Stored data entries
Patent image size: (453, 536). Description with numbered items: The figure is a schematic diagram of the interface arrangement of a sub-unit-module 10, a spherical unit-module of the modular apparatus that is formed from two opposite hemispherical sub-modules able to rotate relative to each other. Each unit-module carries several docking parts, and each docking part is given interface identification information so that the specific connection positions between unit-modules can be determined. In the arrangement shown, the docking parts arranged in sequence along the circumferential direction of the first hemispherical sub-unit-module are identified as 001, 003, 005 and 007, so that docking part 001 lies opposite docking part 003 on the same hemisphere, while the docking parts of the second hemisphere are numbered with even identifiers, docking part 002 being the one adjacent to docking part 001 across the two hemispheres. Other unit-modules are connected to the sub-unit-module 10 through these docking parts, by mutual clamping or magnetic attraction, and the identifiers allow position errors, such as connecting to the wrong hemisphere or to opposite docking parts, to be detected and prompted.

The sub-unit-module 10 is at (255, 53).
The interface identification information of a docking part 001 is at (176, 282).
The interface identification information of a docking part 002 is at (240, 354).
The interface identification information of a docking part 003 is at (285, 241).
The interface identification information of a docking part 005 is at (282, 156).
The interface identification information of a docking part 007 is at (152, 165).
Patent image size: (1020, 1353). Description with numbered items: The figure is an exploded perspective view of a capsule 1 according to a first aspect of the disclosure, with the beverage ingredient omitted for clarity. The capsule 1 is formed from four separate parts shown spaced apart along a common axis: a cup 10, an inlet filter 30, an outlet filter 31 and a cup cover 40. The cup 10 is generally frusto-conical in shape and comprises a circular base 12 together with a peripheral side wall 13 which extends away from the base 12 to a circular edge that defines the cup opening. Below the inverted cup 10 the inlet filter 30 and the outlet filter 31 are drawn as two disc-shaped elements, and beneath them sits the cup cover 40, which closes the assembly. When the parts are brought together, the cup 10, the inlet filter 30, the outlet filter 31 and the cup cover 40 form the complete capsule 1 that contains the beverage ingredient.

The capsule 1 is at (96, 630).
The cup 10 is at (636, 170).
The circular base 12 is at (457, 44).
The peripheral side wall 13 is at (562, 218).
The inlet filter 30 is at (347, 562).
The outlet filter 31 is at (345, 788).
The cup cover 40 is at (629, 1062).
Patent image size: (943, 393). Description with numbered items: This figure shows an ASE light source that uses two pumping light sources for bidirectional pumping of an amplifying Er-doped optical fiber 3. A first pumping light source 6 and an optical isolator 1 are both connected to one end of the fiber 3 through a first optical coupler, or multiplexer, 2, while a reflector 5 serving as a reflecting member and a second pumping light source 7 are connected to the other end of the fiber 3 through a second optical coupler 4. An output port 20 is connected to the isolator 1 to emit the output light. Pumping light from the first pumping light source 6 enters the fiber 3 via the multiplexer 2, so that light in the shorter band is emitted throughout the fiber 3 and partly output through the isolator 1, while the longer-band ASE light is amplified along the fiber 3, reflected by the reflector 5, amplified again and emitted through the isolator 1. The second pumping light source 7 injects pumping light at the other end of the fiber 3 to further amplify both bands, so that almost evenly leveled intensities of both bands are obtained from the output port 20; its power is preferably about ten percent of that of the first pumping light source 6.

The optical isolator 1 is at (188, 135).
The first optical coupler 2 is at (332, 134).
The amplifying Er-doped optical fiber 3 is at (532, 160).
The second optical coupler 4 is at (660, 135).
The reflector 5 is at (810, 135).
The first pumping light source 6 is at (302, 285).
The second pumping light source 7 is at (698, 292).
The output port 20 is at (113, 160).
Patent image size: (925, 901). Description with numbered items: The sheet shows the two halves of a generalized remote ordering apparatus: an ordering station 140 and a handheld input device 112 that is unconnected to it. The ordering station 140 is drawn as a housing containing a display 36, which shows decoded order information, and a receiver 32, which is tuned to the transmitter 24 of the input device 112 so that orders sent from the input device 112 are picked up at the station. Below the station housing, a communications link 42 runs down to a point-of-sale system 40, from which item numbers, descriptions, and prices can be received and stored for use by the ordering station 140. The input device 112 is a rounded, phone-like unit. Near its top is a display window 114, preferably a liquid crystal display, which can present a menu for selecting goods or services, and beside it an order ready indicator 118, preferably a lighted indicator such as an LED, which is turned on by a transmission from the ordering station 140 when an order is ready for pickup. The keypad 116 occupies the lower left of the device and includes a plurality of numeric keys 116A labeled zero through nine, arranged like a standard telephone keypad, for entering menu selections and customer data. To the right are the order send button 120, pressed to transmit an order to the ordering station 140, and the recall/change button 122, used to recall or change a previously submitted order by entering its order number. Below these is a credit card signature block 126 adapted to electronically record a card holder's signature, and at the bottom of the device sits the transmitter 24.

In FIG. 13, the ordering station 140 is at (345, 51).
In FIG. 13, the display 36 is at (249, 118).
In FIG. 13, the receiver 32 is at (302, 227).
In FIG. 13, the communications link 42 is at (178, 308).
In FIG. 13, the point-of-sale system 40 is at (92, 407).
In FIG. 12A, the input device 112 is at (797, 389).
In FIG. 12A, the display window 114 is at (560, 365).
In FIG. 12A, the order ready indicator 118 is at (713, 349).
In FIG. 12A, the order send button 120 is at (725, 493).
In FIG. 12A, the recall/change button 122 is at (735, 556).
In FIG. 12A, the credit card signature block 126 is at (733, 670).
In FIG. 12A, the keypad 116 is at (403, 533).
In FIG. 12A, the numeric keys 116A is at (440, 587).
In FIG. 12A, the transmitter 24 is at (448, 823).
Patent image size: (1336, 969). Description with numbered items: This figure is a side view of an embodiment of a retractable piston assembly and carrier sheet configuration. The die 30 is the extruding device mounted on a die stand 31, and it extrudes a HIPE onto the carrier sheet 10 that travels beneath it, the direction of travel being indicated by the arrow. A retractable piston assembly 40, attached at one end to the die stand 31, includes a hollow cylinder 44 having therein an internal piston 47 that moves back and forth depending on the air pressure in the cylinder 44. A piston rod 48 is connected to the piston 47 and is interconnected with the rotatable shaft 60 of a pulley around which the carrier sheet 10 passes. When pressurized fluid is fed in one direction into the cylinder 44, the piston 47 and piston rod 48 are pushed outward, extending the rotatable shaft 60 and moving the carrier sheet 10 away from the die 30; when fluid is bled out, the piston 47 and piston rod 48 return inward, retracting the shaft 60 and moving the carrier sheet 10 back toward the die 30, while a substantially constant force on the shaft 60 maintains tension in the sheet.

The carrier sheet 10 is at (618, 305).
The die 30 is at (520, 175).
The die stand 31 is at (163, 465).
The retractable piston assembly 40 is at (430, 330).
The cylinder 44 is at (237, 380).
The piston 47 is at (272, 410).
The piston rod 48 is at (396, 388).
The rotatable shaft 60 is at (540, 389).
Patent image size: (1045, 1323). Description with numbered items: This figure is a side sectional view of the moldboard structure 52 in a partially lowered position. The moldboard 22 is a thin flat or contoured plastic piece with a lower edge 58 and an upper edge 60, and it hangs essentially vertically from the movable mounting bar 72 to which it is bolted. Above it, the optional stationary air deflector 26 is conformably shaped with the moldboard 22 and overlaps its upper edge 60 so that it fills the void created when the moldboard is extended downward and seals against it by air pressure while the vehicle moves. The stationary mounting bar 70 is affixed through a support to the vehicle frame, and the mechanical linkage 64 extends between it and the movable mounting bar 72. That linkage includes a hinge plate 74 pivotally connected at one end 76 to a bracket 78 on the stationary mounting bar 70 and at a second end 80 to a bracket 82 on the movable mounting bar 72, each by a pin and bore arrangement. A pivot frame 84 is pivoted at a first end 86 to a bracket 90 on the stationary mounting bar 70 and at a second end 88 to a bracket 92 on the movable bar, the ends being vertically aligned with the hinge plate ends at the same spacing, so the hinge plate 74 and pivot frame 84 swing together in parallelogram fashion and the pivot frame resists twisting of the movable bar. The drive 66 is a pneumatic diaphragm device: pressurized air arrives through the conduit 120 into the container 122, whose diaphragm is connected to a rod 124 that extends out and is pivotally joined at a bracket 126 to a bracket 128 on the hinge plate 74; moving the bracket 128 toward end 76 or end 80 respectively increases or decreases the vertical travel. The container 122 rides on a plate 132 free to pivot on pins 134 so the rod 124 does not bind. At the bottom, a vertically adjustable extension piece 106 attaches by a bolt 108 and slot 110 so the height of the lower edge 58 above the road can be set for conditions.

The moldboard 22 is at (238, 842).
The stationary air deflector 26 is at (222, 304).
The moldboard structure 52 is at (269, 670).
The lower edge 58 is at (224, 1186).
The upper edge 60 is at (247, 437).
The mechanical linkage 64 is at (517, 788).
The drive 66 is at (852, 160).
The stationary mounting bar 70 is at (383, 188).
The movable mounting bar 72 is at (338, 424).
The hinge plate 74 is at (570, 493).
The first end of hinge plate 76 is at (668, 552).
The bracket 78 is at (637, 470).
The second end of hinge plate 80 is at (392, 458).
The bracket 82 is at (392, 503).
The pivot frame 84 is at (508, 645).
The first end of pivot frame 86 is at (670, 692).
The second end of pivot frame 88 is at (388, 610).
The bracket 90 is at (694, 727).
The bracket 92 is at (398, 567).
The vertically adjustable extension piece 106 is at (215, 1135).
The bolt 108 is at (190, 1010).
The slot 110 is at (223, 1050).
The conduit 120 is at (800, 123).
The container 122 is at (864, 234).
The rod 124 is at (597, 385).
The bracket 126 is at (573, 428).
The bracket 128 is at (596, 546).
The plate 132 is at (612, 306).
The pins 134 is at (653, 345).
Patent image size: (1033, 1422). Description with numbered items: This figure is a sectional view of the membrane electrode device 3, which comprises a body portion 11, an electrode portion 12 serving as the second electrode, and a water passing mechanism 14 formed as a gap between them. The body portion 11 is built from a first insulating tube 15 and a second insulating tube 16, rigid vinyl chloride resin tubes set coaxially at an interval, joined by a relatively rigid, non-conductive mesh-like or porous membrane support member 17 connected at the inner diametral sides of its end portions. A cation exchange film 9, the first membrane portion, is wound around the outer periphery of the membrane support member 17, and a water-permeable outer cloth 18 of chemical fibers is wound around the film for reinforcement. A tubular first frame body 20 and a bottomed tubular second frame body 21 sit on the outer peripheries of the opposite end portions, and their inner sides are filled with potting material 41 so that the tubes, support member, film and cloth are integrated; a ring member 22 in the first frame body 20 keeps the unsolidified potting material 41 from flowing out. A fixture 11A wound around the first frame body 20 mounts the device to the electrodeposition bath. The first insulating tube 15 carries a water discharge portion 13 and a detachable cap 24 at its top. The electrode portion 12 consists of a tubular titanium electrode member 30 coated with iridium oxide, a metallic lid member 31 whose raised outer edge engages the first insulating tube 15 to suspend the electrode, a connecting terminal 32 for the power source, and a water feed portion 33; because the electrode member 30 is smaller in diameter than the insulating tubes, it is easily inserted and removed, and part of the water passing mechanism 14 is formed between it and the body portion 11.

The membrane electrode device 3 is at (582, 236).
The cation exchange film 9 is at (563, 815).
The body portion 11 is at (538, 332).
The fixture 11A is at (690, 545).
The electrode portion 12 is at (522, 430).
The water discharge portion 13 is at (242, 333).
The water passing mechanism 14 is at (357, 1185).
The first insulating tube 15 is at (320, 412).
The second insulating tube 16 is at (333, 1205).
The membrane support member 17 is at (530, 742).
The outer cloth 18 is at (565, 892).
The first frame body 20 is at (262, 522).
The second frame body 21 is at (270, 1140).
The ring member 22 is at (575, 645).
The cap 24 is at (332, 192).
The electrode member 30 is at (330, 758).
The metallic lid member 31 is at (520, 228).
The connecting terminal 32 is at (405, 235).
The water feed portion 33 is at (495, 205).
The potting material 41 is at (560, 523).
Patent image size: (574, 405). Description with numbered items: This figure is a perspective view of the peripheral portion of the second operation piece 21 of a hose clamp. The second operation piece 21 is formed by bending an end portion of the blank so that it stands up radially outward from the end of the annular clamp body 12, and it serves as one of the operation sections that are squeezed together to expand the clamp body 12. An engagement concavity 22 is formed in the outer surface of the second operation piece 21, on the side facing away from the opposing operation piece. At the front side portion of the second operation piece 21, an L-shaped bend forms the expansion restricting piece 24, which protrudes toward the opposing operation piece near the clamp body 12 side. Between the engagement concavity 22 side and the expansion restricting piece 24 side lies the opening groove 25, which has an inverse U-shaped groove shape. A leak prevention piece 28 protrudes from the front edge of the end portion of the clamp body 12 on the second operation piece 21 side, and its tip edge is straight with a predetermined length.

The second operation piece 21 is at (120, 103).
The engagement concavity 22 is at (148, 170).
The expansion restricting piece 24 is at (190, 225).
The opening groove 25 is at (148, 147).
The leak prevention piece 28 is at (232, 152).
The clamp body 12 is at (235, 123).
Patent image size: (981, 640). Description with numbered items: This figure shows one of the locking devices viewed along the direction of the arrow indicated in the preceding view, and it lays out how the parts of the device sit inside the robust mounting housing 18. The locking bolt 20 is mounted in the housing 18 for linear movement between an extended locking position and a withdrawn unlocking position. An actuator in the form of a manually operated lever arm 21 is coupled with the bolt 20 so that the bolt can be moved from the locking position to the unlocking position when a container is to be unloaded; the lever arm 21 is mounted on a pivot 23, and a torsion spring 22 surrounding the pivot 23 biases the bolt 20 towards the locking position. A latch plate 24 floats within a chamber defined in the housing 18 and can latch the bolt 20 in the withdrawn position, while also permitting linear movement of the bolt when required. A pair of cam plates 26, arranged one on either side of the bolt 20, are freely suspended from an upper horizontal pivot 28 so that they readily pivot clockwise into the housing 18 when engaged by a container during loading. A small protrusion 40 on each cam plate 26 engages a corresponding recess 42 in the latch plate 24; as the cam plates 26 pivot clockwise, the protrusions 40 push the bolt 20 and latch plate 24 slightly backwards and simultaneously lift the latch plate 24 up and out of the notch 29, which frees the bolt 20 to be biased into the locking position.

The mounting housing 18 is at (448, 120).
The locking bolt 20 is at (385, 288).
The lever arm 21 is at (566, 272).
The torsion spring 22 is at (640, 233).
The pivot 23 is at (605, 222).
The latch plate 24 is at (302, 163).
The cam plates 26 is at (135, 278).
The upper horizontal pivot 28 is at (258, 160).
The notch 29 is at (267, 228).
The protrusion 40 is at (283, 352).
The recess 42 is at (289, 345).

> **TO DO**
Copy out, character for character, every line from the beginning of the entries up to and including the line with "The interface identification information of a docking part 007". Give only those lines.

> **RESULT OF THIS EXERCISE**
Patent image size: (453, 536). Description with numbered items: The figure is a schematic diagram of the interface arrangement of a sub-unit-module 10, a spherical unit-module of the modular apparatus that is formed from two opposite hemispherical sub-modules able to rotate relative to each other. Each unit-module carries several docking parts, and each docking part is given interface identification information so that the specific connection positions between unit-modules can be determined. In the arrangement shown, the docking parts arranged in sequence along the circumferential direction of the first hemispherical sub-unit-module are identified as 001, 003, 005 and 007, so that docking part 001 lies opposite docking part 003 on the same hemisphere, while the docking parts of the second hemisphere are numbered with even identifiers, docking part 002 being the one adjacent to docking part 001 across the two hemispheres. Other unit-modules are connected to the sub-unit-module 10 through these docking parts, by mutual clamping or magnetic attraction, and the identifiers allow position errors, such as connecting to the wrong hemisphere or to opposite docking parts, to be detected and prompted.

The sub-unit-module 10 is at (255, 53).
The interface identification information of a docking part 001 is at (176, 282).
The interface identification information of a docking part 002 is at (240, 354).
The interface identification information of a docking part 003 is at (285, 241).
The interface identification information of a docking part 005 is at (282, 156).
The interface identification information of a docking part 007 is at (152, 165).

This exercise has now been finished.